INPUT ROWS -
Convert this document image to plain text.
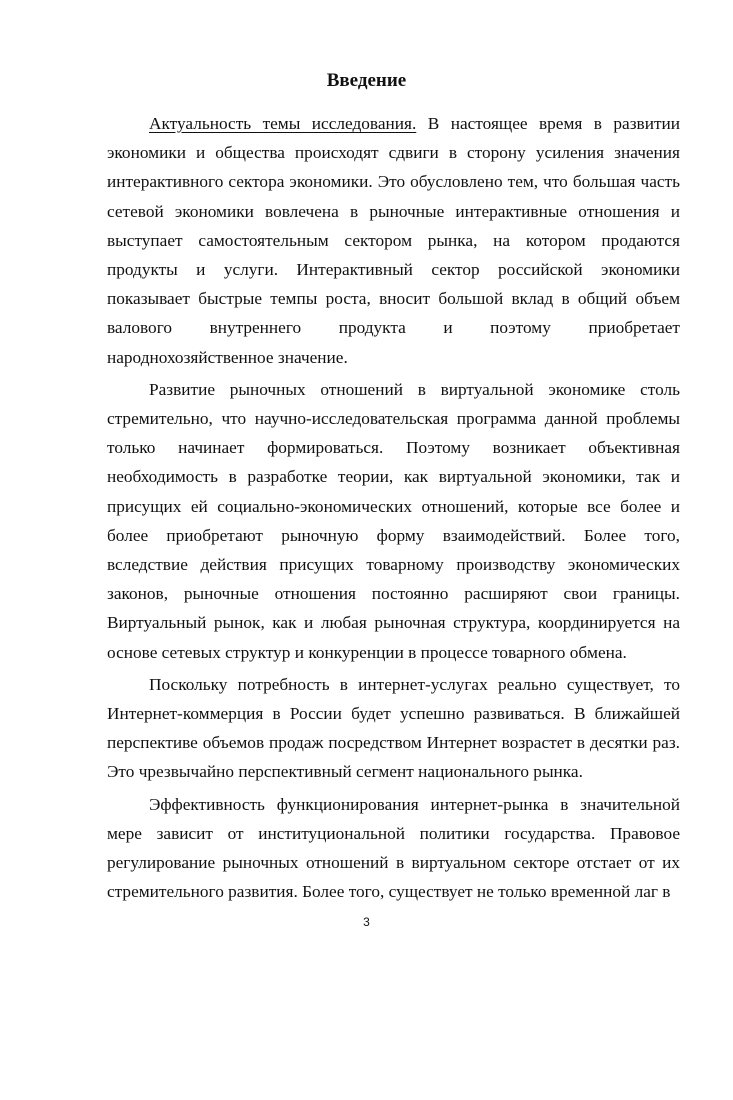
Введение

Актуальность темы исследования. В настоящее время в развитии экономики и общества происходят сдвиги в сторону усиления значения интерактивного сектора экономики. Это обусловлено тем, что большая часть сетевой экономики вовлечена в рыночные интерактивные отношения и выступает самостоятельным сектором рынка, на котором продаются продукты и услуги. Интерактивный сектор российской экономики показывает быстрые темпы роста, вносит большой вклад в общий объем валового внутреннего продукта и поэтому приобретает народнохозяйственное значение.

Развитие рыночных отношений в виртуальной экономике столь стремительно, что научно-исследовательская программа данной проблемы только начинает формироваться. Поэтому возникает объективная необходимость в разработке теории, как виртуальной экономики, так и присущих ей социально-экономических отношений, которые все более и более приобретают рыночную форму взаимодействий. Более того, вследствие действия присущих товарному производству экономических законов, рыночные отношения постоянно расширяют свои границы. Виртуальный рынок, как и любая рыночная структура, координируется на основе сетевых структур и конкуренции в процессе товарного обмена.

Поскольку потребность в интернет-услугах реально существует, то Интернет-коммерция в России будет успешно развиваться. В ближайшей перспективе объемов продаж посредством Интернет возрастет в десятки раз. Это чрезвычайно перспективный сегмент национального рынка.

Эффективность функционирования интернет-рынка в значительной мере зависит от институциональной политики государства. Правовое регулирование рыночных отношений в виртуальном секторе отстает от их стремительного развития. Более того, существует не только временной лаг в

3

THE REQUEST -
In your copy, leave out the pictures and reproduce the material above exactly.

RESPONSE FOR THIS EXERCISE -
Convert this document image to plain text.
Введение

Актуальность темы исследования. В настоящее время в развитии экономики и общества происходят сдвиги в сторону усиления значения интерактивного сектора экономики. Это обусловлено тем, что большая часть сетевой экономики вовлечена в рыночные интерактивные отношения и выступает самостоятельным сектором рынка, на котором продаются продукты и услуги. Интерактивный сектор российской экономики показывает быстрые темпы роста, вносит большой вклад в общий объем валового внутреннего продукта и поэтому приобретает народнохозяйственное значение.

Развитие рыночных отношений в виртуальной экономике столь стремительно, что научно-исследовательская программа данной проблемы только начинает формироваться. Поэтому возникает объективная необходимость в разработке теории, как виртуальной экономики, так и присущих ей социально-экономических отношений, которые все более и более приобретают рыночную форму взаимодействий. Более того, вследствие действия присущих товарному производству экономических законов, рыночные отношения постоянно расширяют свои границы. Виртуальный рынок, как и любая рыночная структура, координируется на основе сетевых структур и конкуренции в процессе товарного обмена.

Поскольку потребность в интернет-услугах реально существует, то Интернет-коммерция в России будет успешно развиваться. В ближайшей перспективе объемов продаж посредством Интернет возрастет в десятки раз. Это чрезвычайно перспективный сегмент национального рынка.

Эффективность функционирования интернет-рынка в значительной мере зависит от институциональной политики государства. Правовое регулирование рыночных отношений в виртуальном секторе отстает от их стремительного развития. Более того, существует не только временной лаг в

3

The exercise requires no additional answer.